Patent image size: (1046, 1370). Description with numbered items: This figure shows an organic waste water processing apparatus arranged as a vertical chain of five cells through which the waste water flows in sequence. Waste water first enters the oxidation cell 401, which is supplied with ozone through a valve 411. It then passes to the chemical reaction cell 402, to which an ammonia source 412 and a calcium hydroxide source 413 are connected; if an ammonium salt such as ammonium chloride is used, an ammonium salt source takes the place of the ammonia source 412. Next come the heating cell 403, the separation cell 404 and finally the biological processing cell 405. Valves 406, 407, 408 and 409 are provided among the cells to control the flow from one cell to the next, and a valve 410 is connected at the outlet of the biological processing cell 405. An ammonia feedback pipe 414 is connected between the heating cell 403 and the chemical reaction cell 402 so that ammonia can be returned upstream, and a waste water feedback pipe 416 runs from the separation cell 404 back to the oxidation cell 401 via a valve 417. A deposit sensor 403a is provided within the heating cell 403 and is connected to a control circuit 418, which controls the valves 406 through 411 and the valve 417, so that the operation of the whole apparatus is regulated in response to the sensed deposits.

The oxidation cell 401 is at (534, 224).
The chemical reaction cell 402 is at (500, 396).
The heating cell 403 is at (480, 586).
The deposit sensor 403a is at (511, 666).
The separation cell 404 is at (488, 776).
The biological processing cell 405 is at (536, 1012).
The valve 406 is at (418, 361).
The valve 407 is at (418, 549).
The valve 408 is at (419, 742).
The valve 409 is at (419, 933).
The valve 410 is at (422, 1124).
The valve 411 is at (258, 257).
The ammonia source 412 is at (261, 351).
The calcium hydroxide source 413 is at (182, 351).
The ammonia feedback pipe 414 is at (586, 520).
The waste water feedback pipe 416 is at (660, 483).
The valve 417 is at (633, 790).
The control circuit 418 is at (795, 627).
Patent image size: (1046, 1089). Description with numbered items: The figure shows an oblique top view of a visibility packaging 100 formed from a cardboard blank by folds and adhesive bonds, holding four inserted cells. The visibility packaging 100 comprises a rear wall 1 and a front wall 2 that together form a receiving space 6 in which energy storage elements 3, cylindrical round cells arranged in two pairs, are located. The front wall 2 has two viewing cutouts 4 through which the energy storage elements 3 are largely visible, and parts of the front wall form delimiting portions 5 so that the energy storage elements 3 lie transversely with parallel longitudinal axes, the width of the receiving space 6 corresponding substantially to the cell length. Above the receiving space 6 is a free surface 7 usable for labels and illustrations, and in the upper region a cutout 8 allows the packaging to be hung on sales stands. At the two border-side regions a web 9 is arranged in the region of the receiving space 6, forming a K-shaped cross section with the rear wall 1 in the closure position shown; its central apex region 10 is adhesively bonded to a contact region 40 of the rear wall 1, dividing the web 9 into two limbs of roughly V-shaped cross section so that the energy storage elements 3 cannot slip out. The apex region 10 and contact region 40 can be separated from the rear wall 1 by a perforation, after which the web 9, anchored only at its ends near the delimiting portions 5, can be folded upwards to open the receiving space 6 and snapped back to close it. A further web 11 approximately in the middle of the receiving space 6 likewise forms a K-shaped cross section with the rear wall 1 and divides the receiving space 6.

* * * * * * * * *

- What is expected:
Nothing in the data should be altered; please repeat it exactly.

- Answer to the exercise:
Patent image size: (1046, 1370). Description with numbered items: This figure shows an organic waste water processing apparatus arranged as a vertical chain of five cells through which the waste water flows in sequence. Waste water first enters the oxidation cell 401, which is supplied with ozone through a valve 411. It then passes to the chemical reaction cell 402, to which an ammonia source 412 and a calcium hydroxide source 413 are connected; if an ammonium salt such as ammonium chloride is used, an ammonium salt source takes the place of the ammonia source 412. Next come the heating cell 403, the separation cell 404 and finally the biological processing cell 405. Valves 406, 407, 408 and 409 are provided among the cells to control the flow from one cell to the next, and a valve 410 is connected at the outlet of the biological processing cell 405. An ammonia feedback pipe 414 is connected between the heating cell 403 and the chemical reaction cell 402 so that ammonia can be returned upstream, and a waste water feedback pipe 416 runs from the separation cell 404 back to the oxidation cell 401 via a valve 417. A deposit sensor 403a is provided within the heating cell 403 and is connected to a control circuit 418, which controls the valves 406 through 411 and the valve 417, so that the operation of the whole apparatus is regulated in response to the sensed deposits.

The oxidation cell 401 is at (534, 224).
The chemical reaction cell 402 is at (500, 396).
The heating cell 403 is at (480, 586).
The deposit sensor 403a is at (511, 666).
The separation cell 404 is at (488, 776).
The biological processing cell 405 is at (536, 1012).
The valve 406 is at (418, 361).
The valve 407 is at (418, 549).
The valve 408 is at (419, 742).
The valve 409 is at (419, 933).
The valve 410 is at (422, 1124).
The valve 411 is at (258, 257).
The ammonia source 412 is at (261, 351).
The calcium hydroxide source 413 is at (182, 351).
The ammonia feedback pipe 414 is at (586, 520).
The waste water feedback pipe 416 is at (660, 483).
The valve 417 is at (633, 790).
The control circuit 418 is at (795, 627).
Patent image size: (1046, 1089). Description with numbered items: The figure shows an oblique top view of a visibility packaging 100 formed from a cardboard blank by folds and adhesive bonds, holding four inserted cells. The visibility packaging 100 comprises a rear wall 1 and a front wall 2 that together form a receiving space 6 in which energy storage elements 3, cylindrical round cells arranged in two pairs, are located. The front wall 2 has two viewing cutouts 4 through which the energy storage elements 3 are largely visible, and parts of the front wall form delimiting portions 5 so that the energy storage elements 3 lie transversely with parallel longitudinal axes, the width of the receiving space 6 corresponding substantially to the cell length. Above the receiving space 6 is a free surface 7 usable for labels and illustrations, and in the upper region a cutout 8 allows the packaging to be hung on sales stands. At the two border-side regions a web 9 is arranged in the region of the receiving space 6, forming a K-shaped cross section with the rear wall 1 in the closure position shown; its central apex region 10 is adhesively bonded to a contact region 40 of the rear wall 1, dividing the web 9 into two limbs of roughly V-shaped cross section so that the energy storage elements 3 cannot slip out. The apex region 10 and contact region 40 can be separated from the rear wall 1 by a perforation, after which the web 9, anchored only at its ends near the delimiting portions 5, can be folded upwards to open the receiving space 6 and snapped back to close it. A further web 11 approximately in the middle of the receiving space 6 likewise forms a K-shaped cross section with the rear wall 1 and divides the receiving space 6.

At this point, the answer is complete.